## Data for this exercise
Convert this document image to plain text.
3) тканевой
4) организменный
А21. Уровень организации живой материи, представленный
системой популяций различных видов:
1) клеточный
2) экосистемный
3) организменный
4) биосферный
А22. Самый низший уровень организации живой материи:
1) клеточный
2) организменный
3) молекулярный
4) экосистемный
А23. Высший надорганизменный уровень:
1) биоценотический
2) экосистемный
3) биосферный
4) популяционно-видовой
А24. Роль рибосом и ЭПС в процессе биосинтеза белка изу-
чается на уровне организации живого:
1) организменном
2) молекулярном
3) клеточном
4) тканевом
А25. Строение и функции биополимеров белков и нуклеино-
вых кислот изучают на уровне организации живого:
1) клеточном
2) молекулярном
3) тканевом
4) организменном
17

## Exercise objective
Please copy out each record, character for character.

## Response to the task
Convert this document image to plain text.
3) тканевой
4) организменный
А21. Уровень организации живой материи, представленный
системой популяций различных видов:
1) клеточный
2) экосистемный
3) организменный
4) биосферный
А22. Самый низший уровень организации живой материи:
1) клеточный
2) организменный
3) молекулярный
4) экосистемный
А23. Высший надорганизменный уровень:
1) биоценотический
2) экосистемный
3) биосферный
4) популяционно-видовой
А24. Роль рибосом и ЭПС в процессе биосинтеза белка изу-
чается на уровне организации живого:
1) организменном
2) молекулярном
3) клеточном
4) тканевом
А25. Строение и функции биополимеров белков и нуклеино-
вых кислот изучают на уровне организации живого:
1) клеточном
2) молекулярном
3) тканевом
4) организменном
17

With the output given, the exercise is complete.